> _Your task_:
What you return should match every record exactly, with the images removed.

□ □ □

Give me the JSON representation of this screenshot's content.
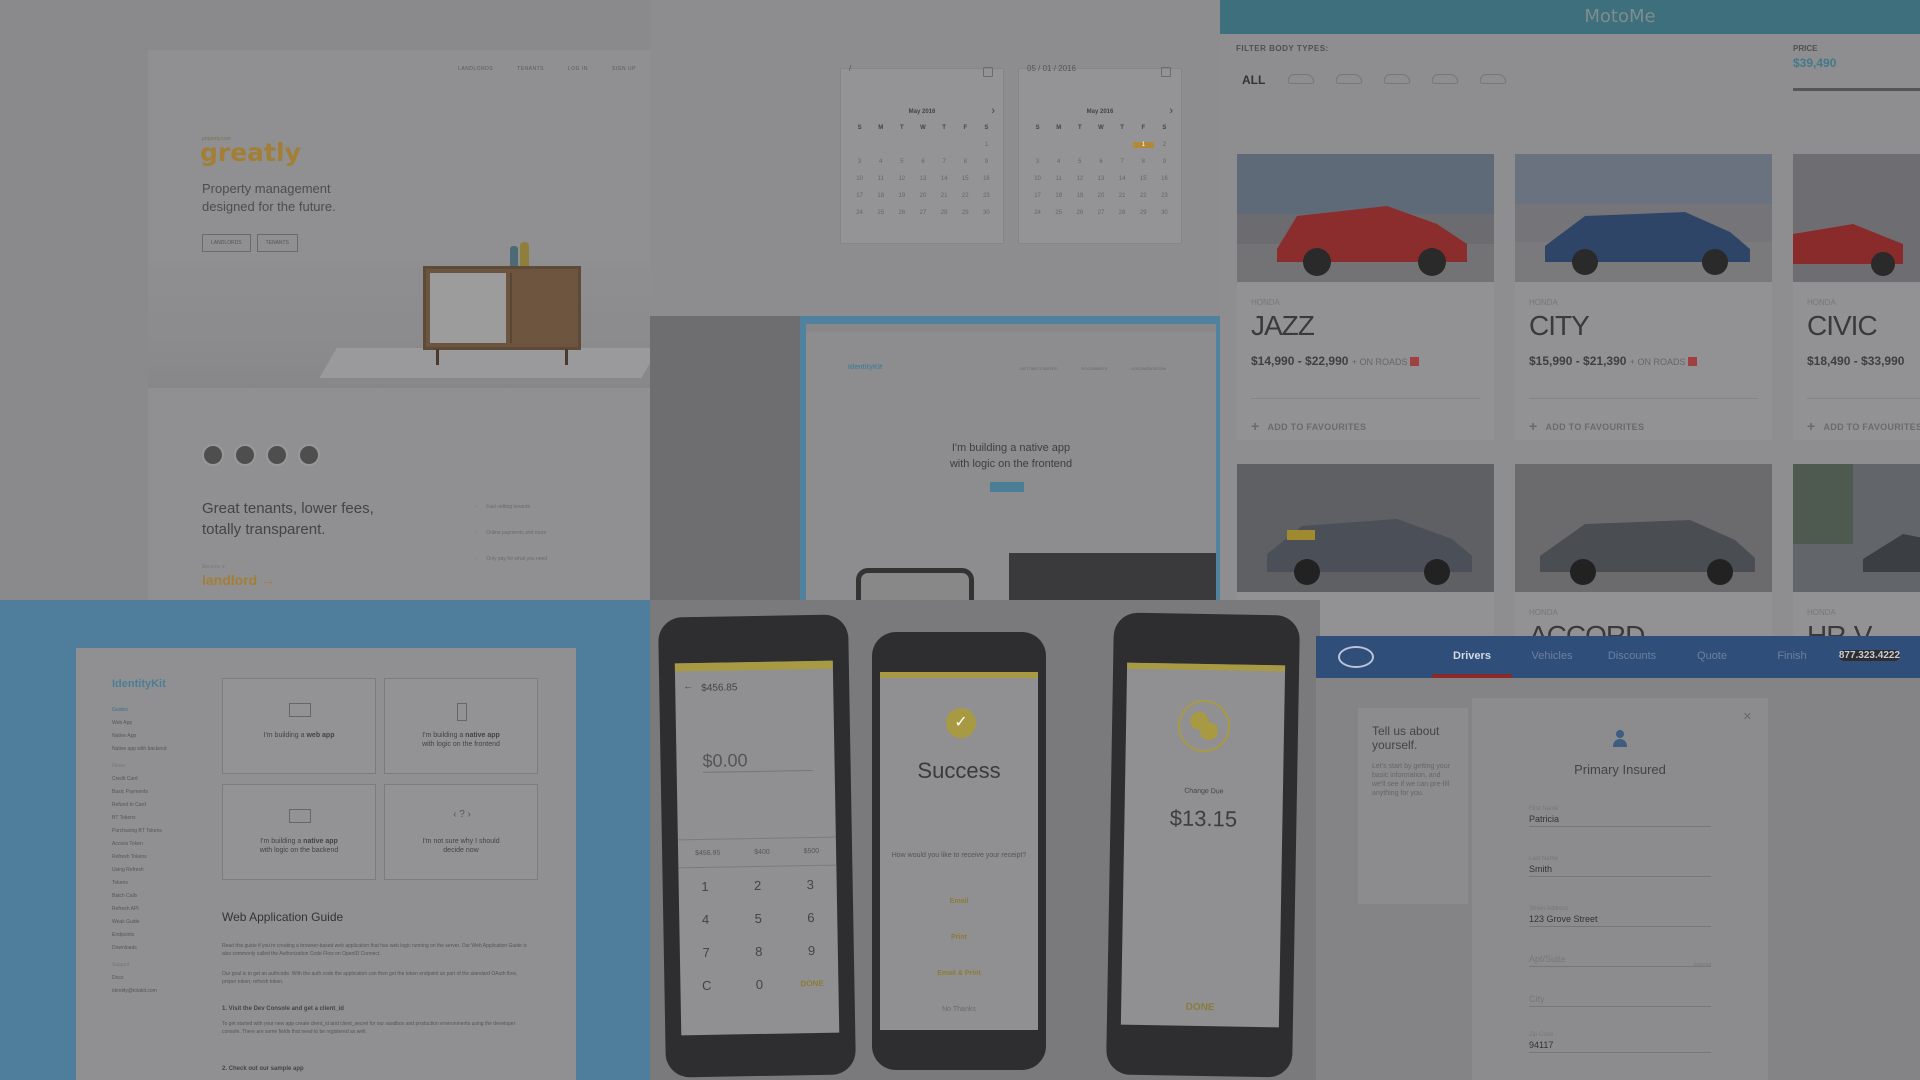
{
  "greatly": {
    "nav": [
      "LANDLORDS",
      "TENANTS",
      "LOG IN",
      "SIGN UP"
    ],
    "eyebrow": "property.com",
    "logo": "greatly",
    "tagline": "Property management designed for the future.",
    "buttons": [
      "LANDLORDS",
      "TENANTS"
    ],
    "headline": "Great tenants, lower fees, totally transparent.",
    "features": [
      "Fast vetting tenants",
      "Online payments and more",
      "Only pay for what you need"
    ],
    "eyebrow2": "Become a",
    "link": "landlord →"
  },
  "calendar": {
    "left_input": "/",
    "right_input": "05 / 01 / 2016",
    "month": "May 2016",
    "weekdays": [
      "S",
      "M",
      "T",
      "W",
      "T",
      "F",
      "S"
    ],
    "left_days": [
      "",
      "",
      "",
      "",
      "",
      "",
      "1",
      "3",
      "4",
      "5",
      "6",
      "7",
      "8",
      "9",
      "10",
      "11",
      "12",
      "13",
      "14",
      "15",
      "16",
      "17",
      "18",
      "19",
      "20",
      "21",
      "22",
      "23",
      "24",
      "25",
      "26",
      "27",
      "28",
      "29",
      "30"
    ],
    "right_days": [
      "",
      "",
      "",
      "",
      "",
      "1",
      "2",
      "3",
      "4",
      "5",
      "6",
      "7",
      "8",
      "9",
      "10",
      "11",
      "12",
      "13",
      "14",
      "15",
      "16",
      "17",
      "18",
      "19",
      "20",
      "21",
      "22",
      "23",
      "24",
      "25",
      "26",
      "27",
      "28",
      "29",
      "30"
    ],
    "selected": "1"
  },
  "identitykit_small": {
    "brand": "IdentityKit",
    "links": [
      "GETTING STARTED",
      "DOCUMENTS",
      "DOCUMENTATION"
    ],
    "message_line1": "I'm building a native app",
    "message_line2": "with logic on the frontend"
  },
  "motome": {
    "title": "MotoMe",
    "filter_label": "FILTER BODY TYPES:",
    "all": "ALL",
    "price_label": "PRICE",
    "price_value": "$39,490",
    "on_roads": "+ ON ROADS",
    "add_fav": "ADD TO FAVOURITES",
    "cars": [
      {
        "make": "HONDA",
        "model": "JAZZ",
        "range": "$14,990 - $22,990"
      },
      {
        "make": "HONDA",
        "model": "CITY",
        "range": "$15,990 - $21,390"
      },
      {
        "make": "HONDA",
        "model": "CIVIC",
        "range": "$18,490 - $33,990"
      }
    ],
    "cars_row2": [
      {
        "make": "HONDA",
        "model": "ACCORD"
      },
      {
        "make": "HONDA",
        "model": "HR-V"
      }
    ]
  },
  "identitykit_doc": {
    "brand": "IdentityKit",
    "sidebar": [
      "Guides",
      "Web App",
      "Native App",
      "Native app with backend",
      "Flows",
      "Credit Card",
      "Basic Payments",
      "Refund to Card",
      "BT Tokens",
      "Purchasing BT Tokens",
      "Access Token",
      "Refresh Tokens",
      "Using Refresh",
      "Tokens",
      "Batch Calls",
      "Refresh API",
      "Weak Guide",
      "Endpoints",
      "Downloads",
      "Support",
      "Docs",
      "identity@iotakit.com"
    ],
    "options": [
      {
        "label_plain": "I'm building a ",
        "label_bold": "web app",
        "label_tail": ""
      },
      {
        "label_plain": "I'm building a ",
        "label_bold": "native app",
        "label_tail": "with logic on the frontend"
      },
      {
        "label_plain": "I'm building a ",
        "label_bold": "native app",
        "label_tail": "with logic on the backend"
      },
      {
        "label_plain": "I'm not sure why I should",
        "label_bold": "",
        "label_tail": "decide now"
      }
    ],
    "guide_title": "Web Application Guide",
    "para1": "Read this guide if you're creating a browser-based web application that has web logic running on the server. Our Web Application Guide is also commonly called the Authorization Code Flow on OpenID Connect.",
    "para2": "Our goal is to get an authcode. With the auth code the application can then get the token endpoint as part of the standard OAuth flow, proper token, refresh token.",
    "step1": "1. Visit the Dev Console and get a client_id",
    "para3": "To get started with your new app create client_id and client_secret for our sandbox and production environments using the developer console. There are some fields that need to be registered as well.",
    "step2": "2. Check out our sample app"
  },
  "phones": {
    "p1_balance": "$456.85",
    "p1_amount": "$0.00",
    "p1_quick": [
      "$456.85",
      "$400",
      "$500"
    ],
    "p1_keys": [
      "1",
      "2",
      "3",
      "4",
      "5",
      "6",
      "7",
      "8",
      "9",
      "C",
      "0",
      "DONE"
    ],
    "p2_title": "Success",
    "p2_question": "How would you like to receive your receipt?",
    "p2_options": [
      "Email",
      "Print",
      "Email & Print",
      "No Thanks"
    ],
    "p3_label": "Change Due",
    "p3_amount": "$13.15",
    "p3_done": "DONE"
  },
  "aaa": {
    "tabs": [
      "Drivers",
      "Vehicles",
      "Discounts",
      "Quote",
      "Finish"
    ],
    "active_tab": "Drivers",
    "phone": "877.323.4222",
    "aside_title": "Tell us about yourself.",
    "aside_text": "Let's start by getting your basic information, and we'll see if we can pre-fill anything for you.",
    "form_title": "Primary Insured",
    "fields": [
      {
        "label": "First Name",
        "value": "Patricia"
      },
      {
        "label": "Last Name",
        "value": "Smith"
      },
      {
        "label": "Street Address",
        "value": "123 Grove Street"
      },
      {
        "label": "",
        "value": "Apt/Suite",
        "optional": "optional"
      },
      {
        "label": "",
        "value": "City"
      },
      {
        "label": "Zip Code",
        "value": "94117"
      }
    ]
  }
}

□ □ □

> _Exercise result_:
Give me the JSON representation of this screenshot's content.
{
  "greatly": {
    "nav": [
      "LANDLORDS",
      "TENANTS",
      "LOG IN",
      "SIGN UP"
    ],
    "eyebrow": "property.com",
    "logo": "greatly",
    "tagline": "Property management designed for the future.",
    "buttons": [
      "LANDLORDS",
      "TENANTS"
    ],
    "headline": "Great tenants, lower fees, totally transparent.",
    "features": [
      "Fast vetting tenants",
      "Online payments and more",
      "Only pay for what you need"
    ],
    "eyebrow2": "Become a",
    "link": "landlord →"
  },
  "calendar": {
    "left_input": "/",
    "right_input": "05 / 01 / 2016",
    "month": "May 2016",
    "weekdays": [
      "S",
      "M",
      "T",
      "W",
      "T",
      "F",
      "S"
    ],
    "left_days": [
      "",
      "",
      "",
      "",
      "",
      "",
      "1",
      "3",
      "4",
      "5",
      "6",
      "7",
      "8",
      "9",
      "10",
      "11",
      "12",
      "13",
      "14",
      "15",
      "16",
      "17",
      "18",
      "19",
      "20",
      "21",
      "22",
      "23",
      "24",
      "25",
      "26",
      "27",
      "28",
      "29",
      "30"
    ],
    "right_days": [
      "",
      "",
      "",
      "",
      "",
      "1",
      "2",
      "3",
      "4",
      "5",
      "6",
      "7",
      "8",
      "9",
      "10",
      "11",
      "12",
      "13",
      "14",
      "15",
      "16",
      "17",
      "18",
      "19",
      "20",
      "21",
      "22",
      "23",
      "24",
      "25",
      "26",
      "27",
      "28",
      "29",
      "30"
    ],
    "selected": "1"
  },
  "identitykit_small": {
    "brand": "IdentityKit",
    "links": [
      "GETTING STARTED",
      "DOCUMENTS",
      "DOCUMENTATION"
    ],
    "message_line1": "I'm building a native app",
    "message_line2": "with logic on the frontend"
  },
  "motome": {
    "title": "MotoMe",
    "filter_label": "FILTER BODY TYPES:",
    "all": "ALL",
    "price_label": "PRICE",
    "price_value": "$39,490",
    "on_roads": "+ ON ROADS",
    "add_fav": "ADD TO FAVOURITES",
    "cars": [
      {
        "make": "HONDA",
        "model": "JAZZ",
        "range": "$14,990 - $22,990"
      },
      {
        "make": "HONDA",
        "model": "CITY",
        "range": "$15,990 - $21,390"
      },
      {
        "make": "HONDA",
        "model": "CIVIC",
        "range": "$18,490 - $33,990"
      }
    ],
    "cars_row2": [
      {
        "make": "HONDA",
        "model": "ACCORD"
      },
      {
        "make": "HONDA",
        "model": "HR-V"
      }
    ]
  },
  "identitykit_doc": {
    "brand": "IdentityKit",
    "sidebar": [
      "Guides",
      "Web App",
      "Native App",
      "Native app with backend",
      "Flows",
      "Credit Card",
      "Basic Payments",
      "Refund to Card",
      "BT Tokens",
      "Purchasing BT Tokens",
      "Access Token",
      "Refresh Tokens",
      "Using Refresh",
      "Tokens",
      "Batch Calls",
      "Refresh API",
      "Weak Guide",
      "Endpoints",
      "Downloads",
      "Support",
      "Docs",
      "identity@iotakit.com"
    ],
    "options": [
      {
        "label_plain": "I'm building a ",
        "label_bold": "web app",
        "label_tail": ""
      },
      {
        "label_plain": "I'm building a ",
        "label_bold": "native app",
        "label_tail": "with logic on the frontend"
      },
      {
        "label_plain": "I'm building a ",
        "label_bold": "native app",
        "label_tail": "with logic on the backend"
      },
      {
        "label_plain": "I'm not sure why I should",
        "label_bold": "",
        "label_tail": "decide now"
      }
    ],
    "guide_title": "Web Application Guide",
    "para1": "Read this guide if you're creating a browser-based web application that has web logic running on the server. Our Web Application Guide is also commonly called the Authorization Code Flow on OpenID Connect.",
    "para2": "Our goal is to get an authcode. With the auth code the application can then get the token endpoint as part of the standard OAuth flow, proper token, refresh token.",
    "step1": "1. Visit the Dev Console and get a client_id",
    "para3": "To get started with your new app create client_id and client_secret for our sandbox and production environments using the developer console. There are some fields that need to be registered as well.",
    "step2": "2. Check out our sample app"
  },
  "phones": {
    "p1_balance": "$456.85",
    "p1_amount": "$0.00",
    "p1_quick": [
      "$456.85",
      "$400",
      "$500"
    ],
    "p1_keys": [
      "1",
      "2",
      "3",
      "4",
      "5",
      "6",
      "7",
      "8",
      "9",
      "C",
      "0",
      "DONE"
    ],
    "p2_title": "Success",
    "p2_question": "How would you like to receive your receipt?",
    "p2_options": [
      "Email",
      "Print",
      "Email & Print",
      "No Thanks"
    ],
    "p3_label": "Change Due",
    "p3_amount": "$13.15",
    "p3_done": "DONE"
  },
  "aaa": {
    "tabs": [
      "Drivers",
      "Vehicles",
      "Discounts",
      "Quote",
      "Finish"
    ],
    "active_tab": "Drivers",
    "phone": "877.323.4222",
    "aside_title": "Tell us about yourself.",
    "aside_text": "Let's start by getting your basic information, and we'll see if we can pre-fill anything for you.",
    "form_title": "Primary Insured",
    "fields": [
      {
        "label": "First Name",
        "value": "Patricia"
      },
      {
        "label": "Last Name",
        "value": "Smith"
      },
      {
        "label": "Street Address",
        "value": "123 Grove Street"
      },
      {
        "label": "",
        "value": "Apt/Suite",
        "optional": "optional"
      },
      {
        "label": "",
        "value": "City"
      },
      {
        "label": "Zip Code",
        "value": "94117"
      }
    ]
  }
}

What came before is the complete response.